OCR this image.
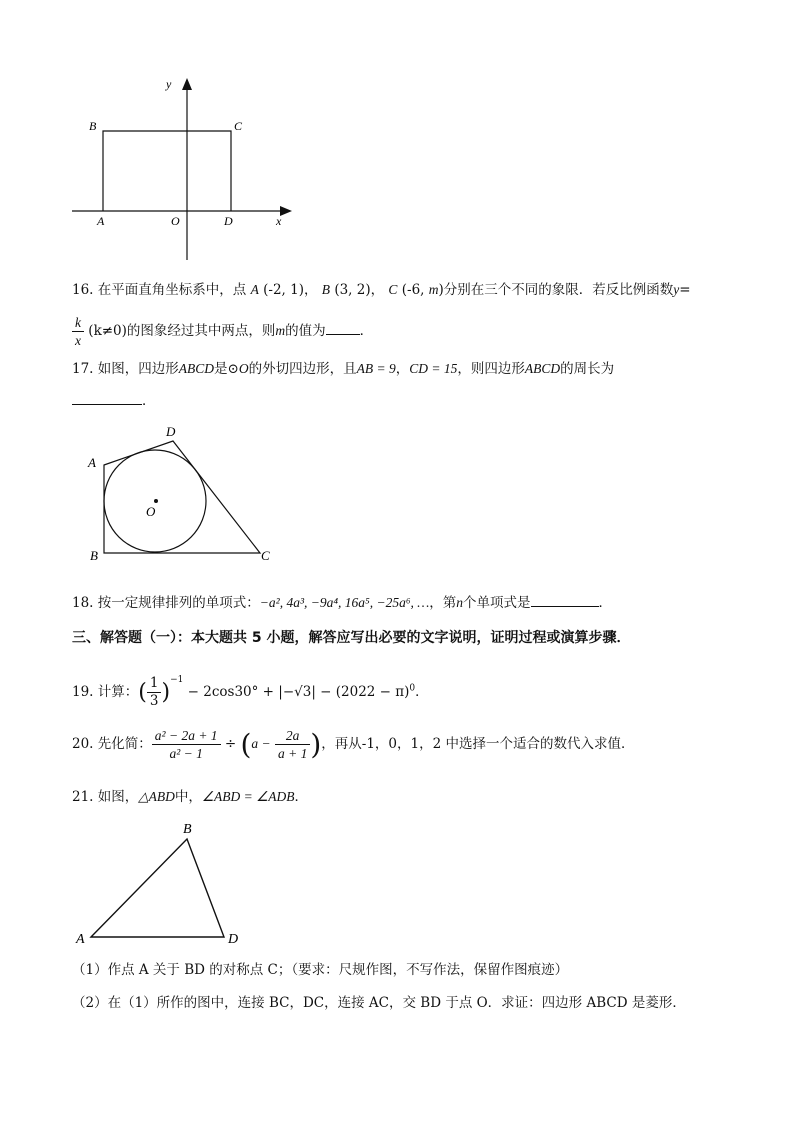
y
B	C
A	O	D	x
16. 在平面直角坐标系中，点 A (-2, 1)， B (3, 2)， C (-6, m)分别在三个不同的象限．若反比例函数y=
$\frac{k}{x} (k\ne 0)$的图象经过其中两点，则m的值为	．
17. 如图，四边形ABCD是⊙O的外切四边形，且AB = 9，CD = 15，则四边形ABCD的周长为
．
A
D
O
B	C
18. 按一定规律排列的单项式：−a², 4a³, −9a⁴, 16a⁵, −25a⁶, …，第n个单项式是	．
三、解答题（一）：本大题共 5 小题，解答应写出必要的文字说明，证明过程或演算步骤．
19. 计算：( $\frac{1}{3} )^{-1} - 2\cos 30^\circ + |-√3| - (2022 - \pi)^0$．
20. 先化简： $\frac{\text{a² − 2a + 1}}{\text{a² − 1}} \div (a - \frac{2a}{a + 1}$ )，再从-1，0，1，2 中选择一个适合的数代入求值．
21. 如图，△ABD中，∠ABD = ∠ADB．
B
A	D
（1）作点 A 关于 BD 的对称点 C；（要求：尺规作图，不写作法，保留作图痕迹）
（2）在（1）所作的图中，连接 BC，DC，连接 AC，交 BD 于点 O．求证：四边形 ABCD 是菱形．
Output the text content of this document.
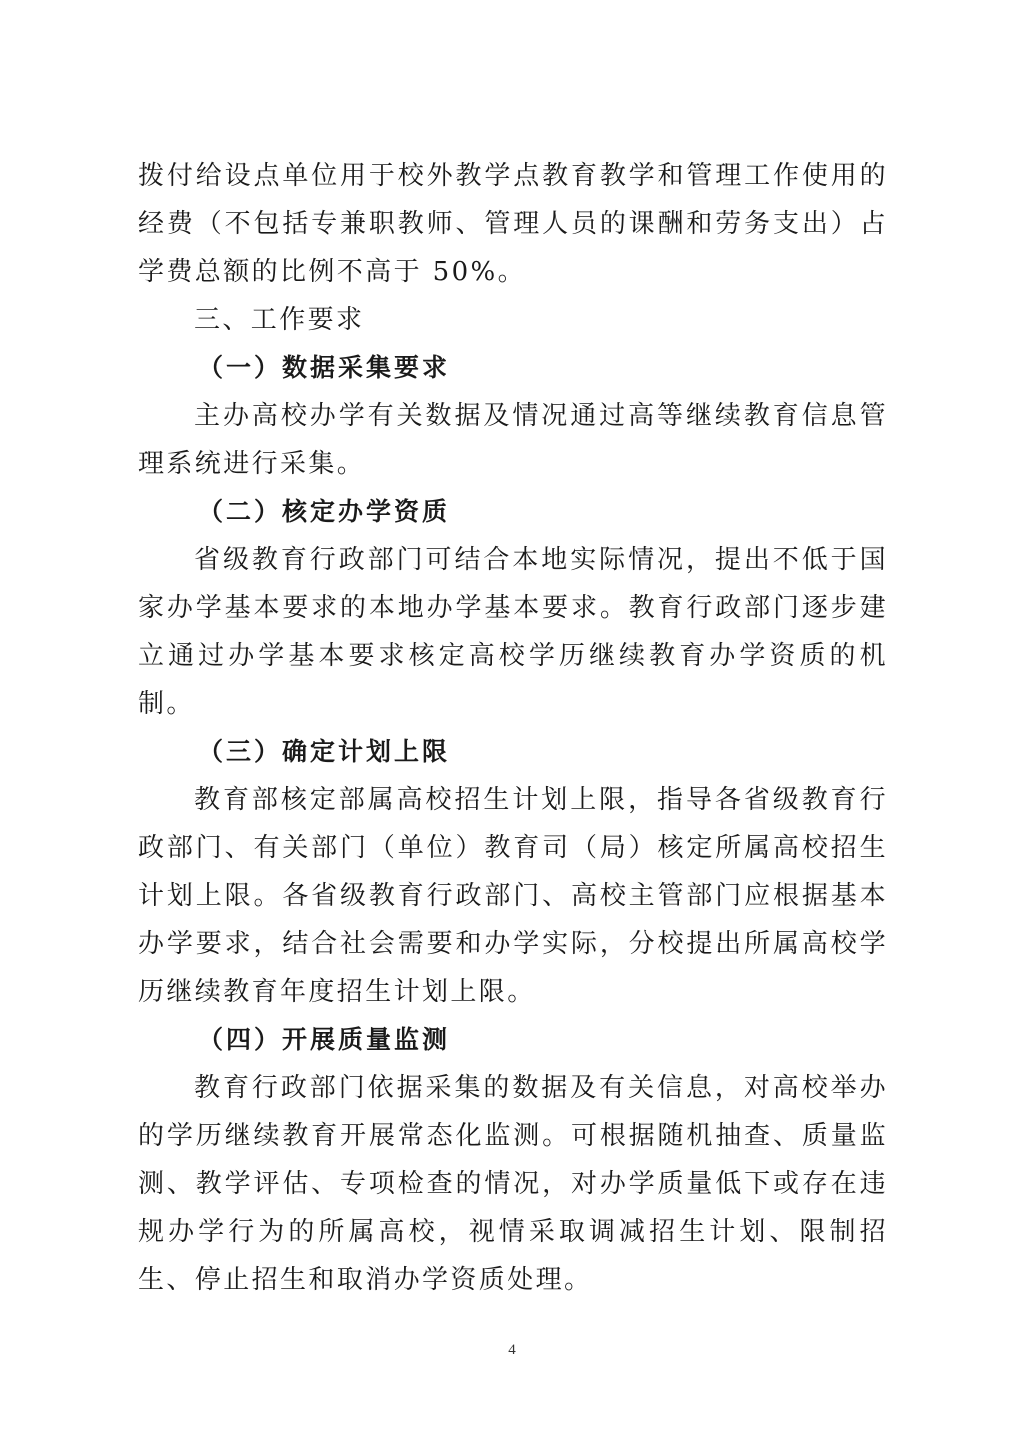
拨付给设点单位用于校外教学点教育教学和管理工作使用的经费（不包括专兼职教师、管理人员的课酬和劳务支出）占学费总额的比例不高于 50%。

三、工作要求
（一）数据采集要求

主办高校办学有关数据及情况通过高等继续教育信息管理系统进行采集。

（二）核定办学资质

省级教育行政部门可结合本地实际情况，提出不低于国家办学基本要求的本地办学基本要求。教育行政部门逐步建立通过办学基本要求核定高校学历继续教育办学资质的机制。

（三）确定计划上限

教育部核定部属高校招生计划上限，指导各省级教育行政部门、有关部门（单位）教育司（局）核定所属高校招生计划上限。各省级教育行政部门、高校主管部门应根据基本办学要求，结合社会需要和办学实际，分校提出所属高校学历继续教育年度招生计划上限。

（四）开展质量监测

教育行政部门依据采集的数据及有关信息，对高校举办的学历继续教育开展常态化监测。可根据随机抽查、质量监测、教学评估、专项检查的情况，对办学质量低下或存在违规办学行为的所属高校，视情采取调减招生计划、限制招生、停止招生和取消办学资质处理。

4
# # # # # # #
### [Set problem]
Take each line containing the string "frac" and copy it out.

### [Exercise answer]
$\frac{k}{x} (k\ne 0)$的图象经过其中两点，则m的值为	．
19. 计算：( $\frac{1}{3} )^{-1} - 2\cos 30^\circ + |-√3| - (2022 - \pi)^0$．
20. 先化简： $\frac{\text{a² − 2a + 1}}{\text{a² − 1}} \div (a - \frac{2a}{a + 1}$ )，再从-1，0，1，2 中选择一个适合的数代入求值．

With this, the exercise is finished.